• RECORDS:
▼

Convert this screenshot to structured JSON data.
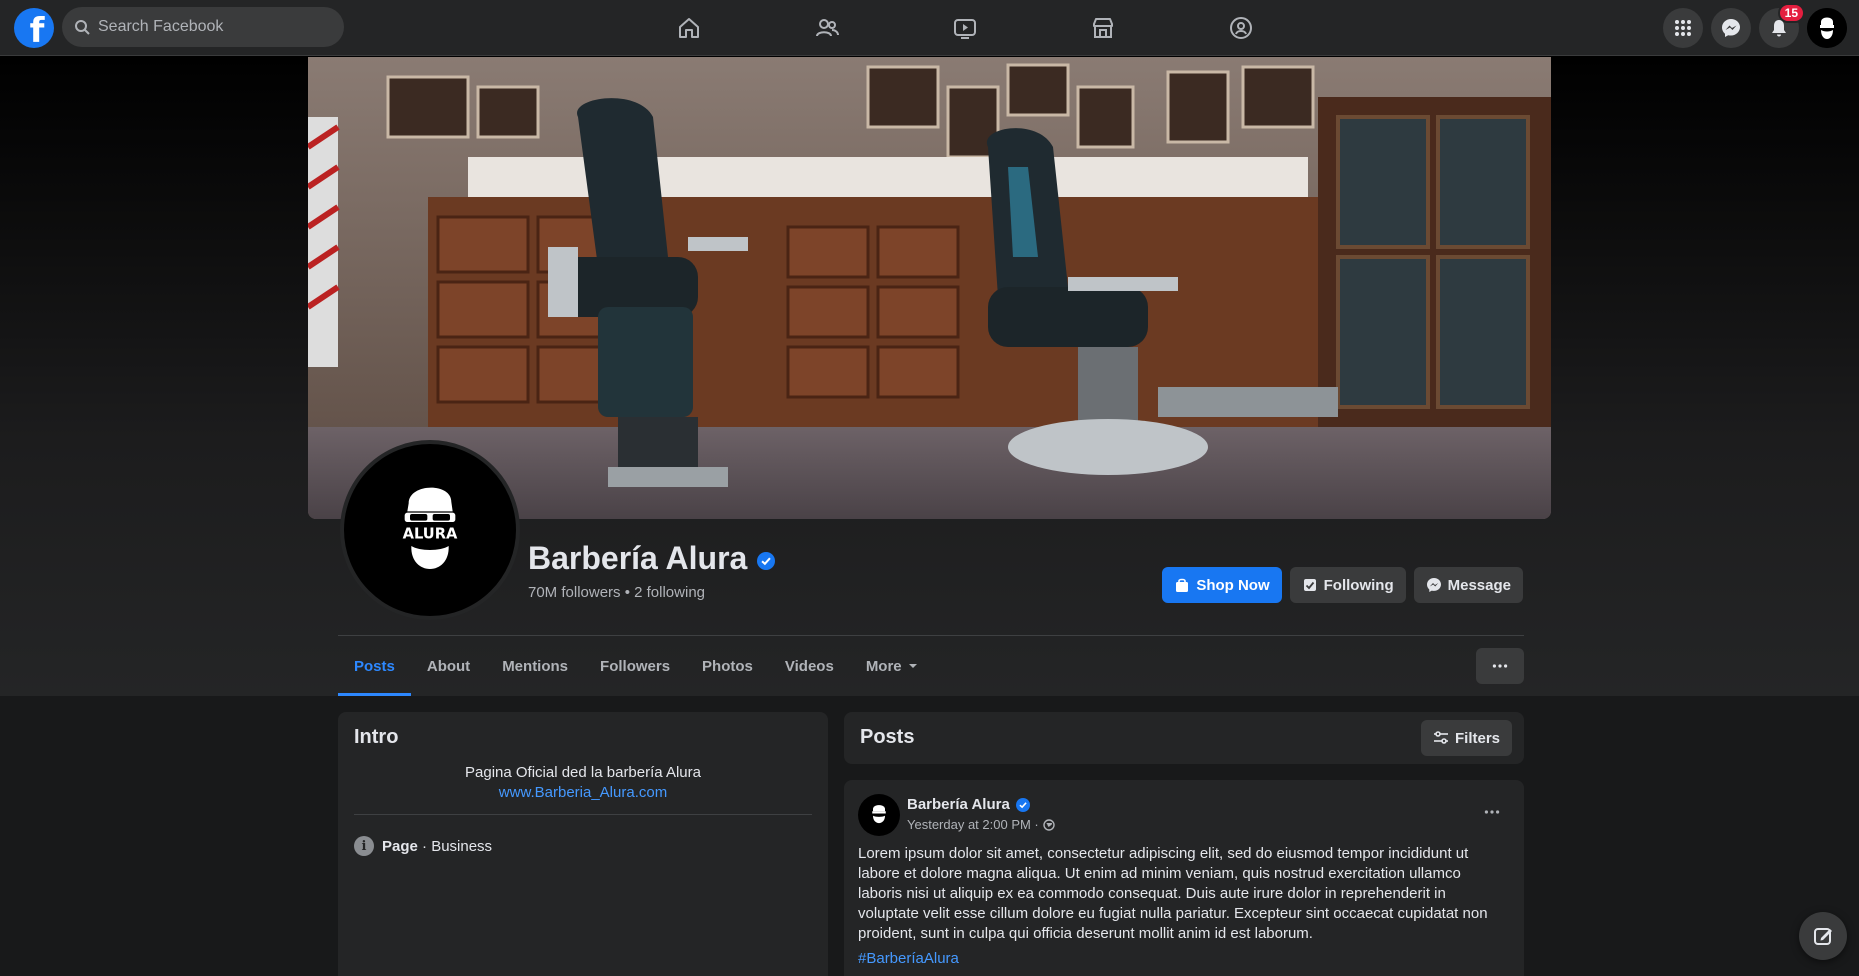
{
  "colors": {
    "accent": "#1877f2",
    "link": "#4599ff",
    "background": "#18191a",
    "surface": "#242526",
    "badge": "#e41e3f"
  },
  "topnav": {
    "logo_icon": "facebook-logo",
    "logo_glyph": "f",
    "search": {
      "placeholder": "Search Facebook",
      "value": ""
    },
    "tabs": [
      {
        "icon": "home-icon"
      },
      {
        "icon": "friends-icon"
      },
      {
        "icon": "watch-icon"
      },
      {
        "icon": "marketplace-icon"
      },
      {
        "icon": "groups-icon"
      }
    ],
    "right": {
      "menu_icon": "grid-menu-icon",
      "messenger_icon": "messenger-icon",
      "notifications_icon": "bell-icon",
      "notifications_count": "15",
      "account_icon": "account-avatar"
    }
  },
  "profile": {
    "name": "Barbería Alura",
    "verified": true,
    "stats": "70M followers • 2 following",
    "logo_text": "ALURA",
    "actions": {
      "shop": "Shop Now",
      "following": "Following",
      "message": "Message"
    },
    "tabs": [
      "Posts",
      "About",
      "Mentions",
      "Followers",
      "Photos",
      "Videos",
      "More"
    ],
    "active_tab": "Posts"
  },
  "intro": {
    "title": "Intro",
    "description": "Pagina Oficial ded la barbería Alura",
    "website": "www.Barberia_Alura.com",
    "category_label": "Page",
    "category_value": " · Business"
  },
  "posts": {
    "title": "Posts",
    "filters_label": "Filters",
    "items": [
      {
        "author": "Barbería Alura",
        "time": "Yesterday at 2:00 PM ·",
        "privacy_icon": "globe-icon",
        "lines": [
          "Lorem ipsum dolor sit amet, consectetur adipiscing elit, sed do eiusmod tempor incididunt ut",
          "labore et dolore magna aliqua. Ut enim ad minim veniam, quis nostrud exercitation ullamco",
          "laboris nisi ut aliquip ex ea commodo consequat. Duis aute irure dolor in reprehenderit in",
          "voluptate velit esse cillum dolore eu fugiat nulla pariatur. Excepteur sint occaecat cupidatat non",
          "proident, sunt in culpa qui officia deserunt mollit anim id est laborum."
        ],
        "hashtag": "#BarberíaAlura"
      }
    ]
  }
}
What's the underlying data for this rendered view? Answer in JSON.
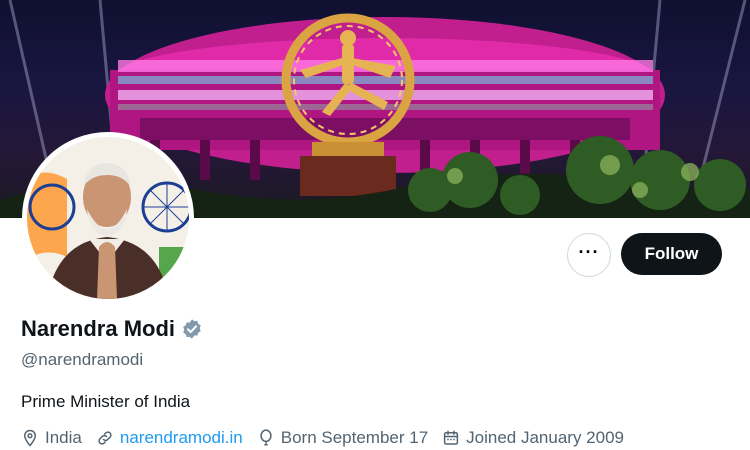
{
  "profile": {
    "name": "Narendra Modi",
    "handle": "@narendramodi",
    "bio": "Prime Minister of India",
    "location": "India",
    "website": "narendramodi.in",
    "birthday": "Born September 17",
    "joined": "Joined January 2009"
  },
  "actions": {
    "more_label": "···",
    "follow_label": "Follow"
  },
  "icons": {
    "verified": "verified-badge-icon",
    "location": "location-pin-icon",
    "website": "link-icon",
    "birthday": "balloon-icon",
    "joined": "calendar-icon"
  },
  "colors": {
    "verified": "#829aab",
    "link": "#1d9bf0",
    "secondary_text": "#536471",
    "follow_bg": "#0f1419"
  }
}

▲

• TASK DESCRIPTION: Check each line of the data above for the string "following", then report how many lines have it, with no other words.

• RESULT OF THE TASK: 2